==== DATA TO PROCESS ====

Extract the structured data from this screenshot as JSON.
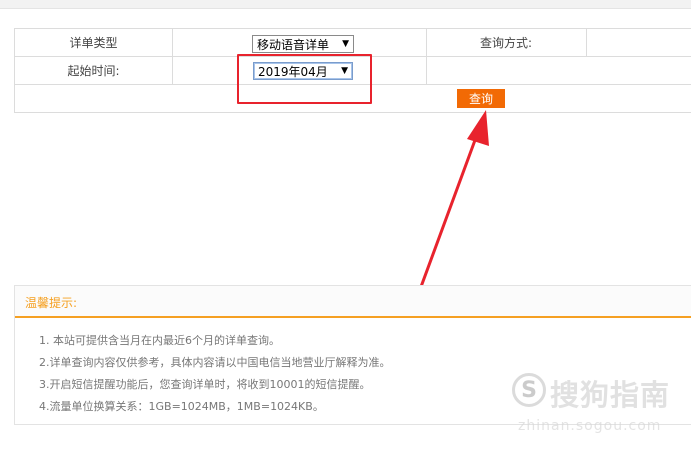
{
  "form": {
    "detail_type_label": "详单类型",
    "detail_type_value": "移动语音详单",
    "query_method_label": "查询方式:",
    "start_time_label": "起始时间:",
    "start_time_value": "2019年04月",
    "query_button": "查询"
  },
  "tips": {
    "title": "温馨提示:",
    "items": [
      "1. 本站可提供含当月在内最近6个月的详单查询。",
      "2.详单查询内容仅供参考，具体内容请以中国电信当地营业厅解释为准。",
      "3.开启短信提醒功能后，您查询详单时，将收到10001的短信提醒。",
      "4.流量单位换算关系：1GB=1024MB，1MB=1024KB。"
    ]
  },
  "watermark": {
    "logo_glyph": "S",
    "text": "搜狗指南",
    "url": "zhinan.sogou.com"
  },
  "colors": {
    "accent_orange": "#f26a05",
    "tips_orange": "#f5a022",
    "annotation_red": "#e8232d"
  }
}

====

WHAT NEEDS TO BE DONE:
The pictures should not appear in the copy; every other part of the records above must be returned exactly.

REPLY TO THE EXERCISE:
Extract the structured data from this screenshot as JSON.
{
  "form": {
    "detail_type_label": "详单类型",
    "detail_type_value": "移动语音详单",
    "query_method_label": "查询方式:",
    "start_time_label": "起始时间:",
    "start_time_value": "2019年04月",
    "query_button": "查询"
  },
  "tips": {
    "title": "温馨提示:",
    "items": [
      "1. 本站可提供含当月在内最近6个月的详单查询。",
      "2.详单查询内容仅供参考，具体内容请以中国电信当地营业厅解释为准。",
      "3.开启短信提醒功能后，您查询详单时，将收到10001的短信提醒。",
      "4.流量单位换算关系：1GB=1024MB，1MB=1024KB。"
    ]
  },
  "watermark": {
    "logo_glyph": "S",
    "text": "搜狗指南",
    "url": "zhinan.sogou.com"
  },
  "colors": {
    "accent_orange": "#f26a05",
    "tips_orange": "#f5a022",
    "annotation_red": "#e8232d"
  }
}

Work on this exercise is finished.